Your objective: Reproduce all records exactly.

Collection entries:
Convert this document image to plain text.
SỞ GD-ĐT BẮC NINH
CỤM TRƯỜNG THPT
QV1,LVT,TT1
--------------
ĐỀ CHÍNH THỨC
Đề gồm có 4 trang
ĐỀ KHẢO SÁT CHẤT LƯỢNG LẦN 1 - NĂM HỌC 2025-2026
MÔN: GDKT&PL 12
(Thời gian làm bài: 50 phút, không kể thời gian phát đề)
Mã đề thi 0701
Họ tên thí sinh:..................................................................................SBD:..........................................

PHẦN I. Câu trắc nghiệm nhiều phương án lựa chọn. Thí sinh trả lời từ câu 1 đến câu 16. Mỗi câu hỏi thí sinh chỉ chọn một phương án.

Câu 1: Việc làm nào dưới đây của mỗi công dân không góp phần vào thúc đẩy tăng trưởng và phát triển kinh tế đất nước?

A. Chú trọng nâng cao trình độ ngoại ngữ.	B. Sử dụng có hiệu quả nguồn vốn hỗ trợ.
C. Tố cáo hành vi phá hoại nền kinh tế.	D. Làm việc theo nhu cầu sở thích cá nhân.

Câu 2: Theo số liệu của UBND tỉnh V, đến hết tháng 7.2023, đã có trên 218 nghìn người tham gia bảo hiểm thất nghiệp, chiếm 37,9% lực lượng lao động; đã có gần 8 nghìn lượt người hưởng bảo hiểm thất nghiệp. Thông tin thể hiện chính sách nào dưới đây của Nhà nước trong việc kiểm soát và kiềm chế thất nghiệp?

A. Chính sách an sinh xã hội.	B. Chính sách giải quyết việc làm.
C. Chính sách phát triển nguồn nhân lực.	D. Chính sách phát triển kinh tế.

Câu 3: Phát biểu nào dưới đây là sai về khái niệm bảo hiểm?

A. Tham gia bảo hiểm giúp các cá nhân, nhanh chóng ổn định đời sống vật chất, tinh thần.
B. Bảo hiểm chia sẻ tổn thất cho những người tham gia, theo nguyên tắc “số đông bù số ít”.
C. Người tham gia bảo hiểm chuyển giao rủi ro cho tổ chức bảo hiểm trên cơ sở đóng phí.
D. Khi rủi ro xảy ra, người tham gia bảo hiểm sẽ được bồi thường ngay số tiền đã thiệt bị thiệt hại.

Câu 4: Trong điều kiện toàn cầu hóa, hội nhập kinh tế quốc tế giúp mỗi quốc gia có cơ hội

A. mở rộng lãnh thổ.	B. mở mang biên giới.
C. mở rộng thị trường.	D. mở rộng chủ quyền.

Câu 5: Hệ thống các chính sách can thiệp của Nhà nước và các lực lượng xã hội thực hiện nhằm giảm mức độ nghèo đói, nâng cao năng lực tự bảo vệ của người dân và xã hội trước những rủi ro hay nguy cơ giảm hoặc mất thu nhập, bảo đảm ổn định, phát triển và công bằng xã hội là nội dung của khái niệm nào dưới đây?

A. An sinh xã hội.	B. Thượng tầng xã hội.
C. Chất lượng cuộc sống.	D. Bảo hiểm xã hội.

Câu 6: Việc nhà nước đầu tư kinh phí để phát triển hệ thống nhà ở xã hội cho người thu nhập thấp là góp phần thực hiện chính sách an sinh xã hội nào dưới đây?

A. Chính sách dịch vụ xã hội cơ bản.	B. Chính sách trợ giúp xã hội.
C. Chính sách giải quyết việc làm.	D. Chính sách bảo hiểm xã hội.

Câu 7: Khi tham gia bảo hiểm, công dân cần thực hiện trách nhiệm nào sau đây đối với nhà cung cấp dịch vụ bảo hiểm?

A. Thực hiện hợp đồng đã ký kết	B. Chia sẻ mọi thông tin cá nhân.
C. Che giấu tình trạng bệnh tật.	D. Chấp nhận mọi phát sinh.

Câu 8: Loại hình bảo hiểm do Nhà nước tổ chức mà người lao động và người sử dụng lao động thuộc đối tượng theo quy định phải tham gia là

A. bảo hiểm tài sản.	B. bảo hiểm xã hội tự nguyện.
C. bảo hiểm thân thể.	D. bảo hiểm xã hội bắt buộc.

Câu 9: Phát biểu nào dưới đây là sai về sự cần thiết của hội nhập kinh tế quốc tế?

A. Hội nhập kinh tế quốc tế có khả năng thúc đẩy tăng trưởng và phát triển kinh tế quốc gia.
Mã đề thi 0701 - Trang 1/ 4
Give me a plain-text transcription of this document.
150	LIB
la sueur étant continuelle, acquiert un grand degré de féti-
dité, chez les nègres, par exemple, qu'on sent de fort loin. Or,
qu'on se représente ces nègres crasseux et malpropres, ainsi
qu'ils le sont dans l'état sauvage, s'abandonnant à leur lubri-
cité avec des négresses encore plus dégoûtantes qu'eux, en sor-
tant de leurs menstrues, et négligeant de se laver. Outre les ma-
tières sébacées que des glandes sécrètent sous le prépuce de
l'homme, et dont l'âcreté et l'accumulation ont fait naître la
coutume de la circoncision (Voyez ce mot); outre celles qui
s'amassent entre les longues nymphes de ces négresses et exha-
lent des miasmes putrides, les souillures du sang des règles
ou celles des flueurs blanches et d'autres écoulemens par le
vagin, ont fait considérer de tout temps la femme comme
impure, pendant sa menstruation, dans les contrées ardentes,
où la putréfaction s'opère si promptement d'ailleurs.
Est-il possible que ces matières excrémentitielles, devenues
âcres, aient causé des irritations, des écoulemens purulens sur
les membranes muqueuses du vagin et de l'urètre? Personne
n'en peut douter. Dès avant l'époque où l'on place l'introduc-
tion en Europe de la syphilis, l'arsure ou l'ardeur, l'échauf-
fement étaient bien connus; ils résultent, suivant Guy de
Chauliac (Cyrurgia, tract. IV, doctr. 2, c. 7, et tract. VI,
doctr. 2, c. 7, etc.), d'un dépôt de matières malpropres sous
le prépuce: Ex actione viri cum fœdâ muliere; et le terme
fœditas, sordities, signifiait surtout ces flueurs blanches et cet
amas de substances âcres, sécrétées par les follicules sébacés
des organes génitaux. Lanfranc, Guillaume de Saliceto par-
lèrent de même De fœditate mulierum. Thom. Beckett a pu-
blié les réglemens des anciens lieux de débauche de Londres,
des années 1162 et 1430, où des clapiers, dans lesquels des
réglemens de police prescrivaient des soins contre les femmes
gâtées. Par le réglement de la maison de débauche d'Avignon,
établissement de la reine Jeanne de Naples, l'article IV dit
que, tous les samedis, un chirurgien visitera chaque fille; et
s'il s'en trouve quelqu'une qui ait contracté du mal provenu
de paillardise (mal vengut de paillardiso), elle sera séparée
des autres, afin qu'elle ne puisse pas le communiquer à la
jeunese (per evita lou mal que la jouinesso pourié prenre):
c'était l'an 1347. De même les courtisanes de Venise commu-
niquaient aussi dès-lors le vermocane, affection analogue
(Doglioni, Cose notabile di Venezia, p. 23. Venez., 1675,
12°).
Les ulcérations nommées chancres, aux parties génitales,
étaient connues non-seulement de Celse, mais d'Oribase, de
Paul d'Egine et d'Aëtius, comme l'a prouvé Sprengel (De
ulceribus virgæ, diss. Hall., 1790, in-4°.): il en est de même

Answer in full:
Convert this document image to plain text.
SỞ GD-ĐT BẮC NINH
CỤM TRƯỜNG THPT
QV1,LVT,TT1
--------------
ĐỀ CHÍNH THỨC
Đề gồm có 4 trang
ĐỀ KHẢO SÁT CHẤT LƯỢNG LẦN 1 - NĂM HỌC 2025-2026
MÔN: GDKT&PL 12
(Thời gian làm bài: 50 phút, không kể thời gian phát đề)
Mã đề thi 0701
Họ tên thí sinh:..................................................................................SBD:..........................................

PHẦN I. Câu trắc nghiệm nhiều phương án lựa chọn. Thí sinh trả lời từ câu 1 đến câu 16. Mỗi câu hỏi thí sinh chỉ chọn một phương án.

Câu 1: Việc làm nào dưới đây của mỗi công dân không góp phần vào thúc đẩy tăng trưởng và phát triển kinh tế đất nước?

A. Chú trọng nâng cao trình độ ngoại ngữ.	B. Sử dụng có hiệu quả nguồn vốn hỗ trợ.
C. Tố cáo hành vi phá hoại nền kinh tế.	D. Làm việc theo nhu cầu sở thích cá nhân.

Câu 2: Theo số liệu của UBND tỉnh V, đến hết tháng 7.2023, đã có trên 218 nghìn người tham gia bảo hiểm thất nghiệp, chiếm 37,9% lực lượng lao động; đã có gần 8 nghìn lượt người hưởng bảo hiểm thất nghiệp. Thông tin thể hiện chính sách nào dưới đây của Nhà nước trong việc kiểm soát và kiềm chế thất nghiệp?

A. Chính sách an sinh xã hội.	B. Chính sách giải quyết việc làm.
C. Chính sách phát triển nguồn nhân lực.	D. Chính sách phát triển kinh tế.

Câu 3: Phát biểu nào dưới đây là sai về khái niệm bảo hiểm?

A. Tham gia bảo hiểm giúp các cá nhân, nhanh chóng ổn định đời sống vật chất, tinh thần.
B. Bảo hiểm chia sẻ tổn thất cho những người tham gia, theo nguyên tắc “số đông bù số ít”.
C. Người tham gia bảo hiểm chuyển giao rủi ro cho tổ chức bảo hiểm trên cơ sở đóng phí.
D. Khi rủi ro xảy ra, người tham gia bảo hiểm sẽ được bồi thường ngay số tiền đã thiệt bị thiệt hại.

Câu 4: Trong điều kiện toàn cầu hóa, hội nhập kinh tế quốc tế giúp mỗi quốc gia có cơ hội

A. mở rộng lãnh thổ.	B. mở mang biên giới.
C. mở rộng thị trường.	D. mở rộng chủ quyền.

Câu 5: Hệ thống các chính sách can thiệp của Nhà nước và các lực lượng xã hội thực hiện nhằm giảm mức độ nghèo đói, nâng cao năng lực tự bảo vệ của người dân và xã hội trước những rủi ro hay nguy cơ giảm hoặc mất thu nhập, bảo đảm ổn định, phát triển và công bằng xã hội là nội dung của khái niệm nào dưới đây?

A. An sinh xã hội.	B. Thượng tầng xã hội.
C. Chất lượng cuộc sống.	D. Bảo hiểm xã hội.

Câu 6: Việc nhà nước đầu tư kinh phí để phát triển hệ thống nhà ở xã hội cho người thu nhập thấp là góp phần thực hiện chính sách an sinh xã hội nào dưới đây?

A. Chính sách dịch vụ xã hội cơ bản.	B. Chính sách trợ giúp xã hội.
C. Chính sách giải quyết việc làm.	D. Chính sách bảo hiểm xã hội.

Câu 7: Khi tham gia bảo hiểm, công dân cần thực hiện trách nhiệm nào sau đây đối với nhà cung cấp dịch vụ bảo hiểm?

A. Thực hiện hợp đồng đã ký kết	B. Chia sẻ mọi thông tin cá nhân.
C. Che giấu tình trạng bệnh tật.	D. Chấp nhận mọi phát sinh.

Câu 8: Loại hình bảo hiểm do Nhà nước tổ chức mà người lao động và người sử dụng lao động thuộc đối tượng theo quy định phải tham gia là

A. bảo hiểm tài sản.	B. bảo hiểm xã hội tự nguyện.
C. bảo hiểm thân thể.	D. bảo hiểm xã hội bắt buộc.

Câu 9: Phát biểu nào dưới đây là sai về sự cần thiết của hội nhập kinh tế quốc tế?

A. Hội nhập kinh tế quốc tế có khả năng thúc đẩy tăng trưởng và phát triển kinh tế quốc gia.
Mã đề thi 0701 - Trang 1/ 4
Give me a plain-text transcription of this document.
150	LIB
la sueur étant continuelle, acquiert un grand degré de féti-
dité, chez les nègres, par exemple, qu'on sent de fort loin. Or,
qu'on se représente ces nègres crasseux et malpropres, ainsi
qu'ils le sont dans l'état sauvage, s'abandonnant à leur lubri-
cité avec des négresses encore plus dégoûtantes qu'eux, en sor-
tant de leurs menstrues, et négligeant de se laver. Outre les ma-
tières sébacées que des glandes sécrètent sous le prépuce de
l'homme, et dont l'âcreté et l'accumulation ont fait naître la
coutume de la circoncision (Voyez ce mot); outre celles qui
s'amassent entre les longues nymphes de ces négresses et exha-
lent des miasmes putrides, les souillures du sang des règles
ou celles des flueurs blanches et d'autres écoulemens par le
vagin, ont fait considérer de tout temps la femme comme
impure, pendant sa menstruation, dans les contrées ardentes,
où la putréfaction s'opère si promptement d'ailleurs.
Est-il possible que ces matières excrémentitielles, devenues
âcres, aient causé des irritations, des écoulemens purulens sur
les membranes muqueuses du vagin et de l'urètre? Personne
n'en peut douter. Dès avant l'époque où l'on place l'introduc-
tion en Europe de la syphilis, l'arsure ou l'ardeur, l'échauf-
fement étaient bien connus; ils résultent, suivant Guy de
Chauliac (Cyrurgia, tract. IV, doctr. 2, c. 7, et tract. VI,
doctr. 2, c. 7, etc.), d'un dépôt de matières malpropres sous
le prépuce: Ex actione viri cum fœdâ muliere; et le terme
fœditas, sordities, signifiait surtout ces flueurs blanches et cet
amas de substances âcres, sécrétées par les follicules sébacés
des organes génitaux. Lanfranc, Guillaume de Saliceto par-
lèrent de même De fœditate mulierum. Thom. Beckett a pu-
blié les réglemens des anciens lieux de débauche de Londres,
des années 1162 et 1430, où des clapiers, dans lesquels des
réglemens de police prescrivaient des soins contre les femmes
gâtées. Par le réglement de la maison de débauche d'Avignon,
établissement de la reine Jeanne de Naples, l'article IV dit
que, tous les samedis, un chirurgien visitera chaque fille; et
s'il s'en trouve quelqu'une qui ait contracté du mal provenu
de paillardise (mal vengut de paillardiso), elle sera séparée
des autres, afin qu'elle ne puisse pas le communiquer à la
jeunese (per evita lou mal que la jouinesso pourié prenre):
c'était l'an 1347. De même les courtisanes de Venise commu-
niquaient aussi dès-lors le vermocane, affection analogue
(Doglioni, Cose notabile di Venezia, p. 23. Venez., 1675,
12°).
Les ulcérations nommées chancres, aux parties génitales,
étaient connues non-seulement de Celse, mais d'Oribase, de
Paul d'Egine et d'Aëtius, comme l'a prouvé Sprengel (De
ulceribus virgæ, diss. Hall., 1790, in-4°.): il en est de même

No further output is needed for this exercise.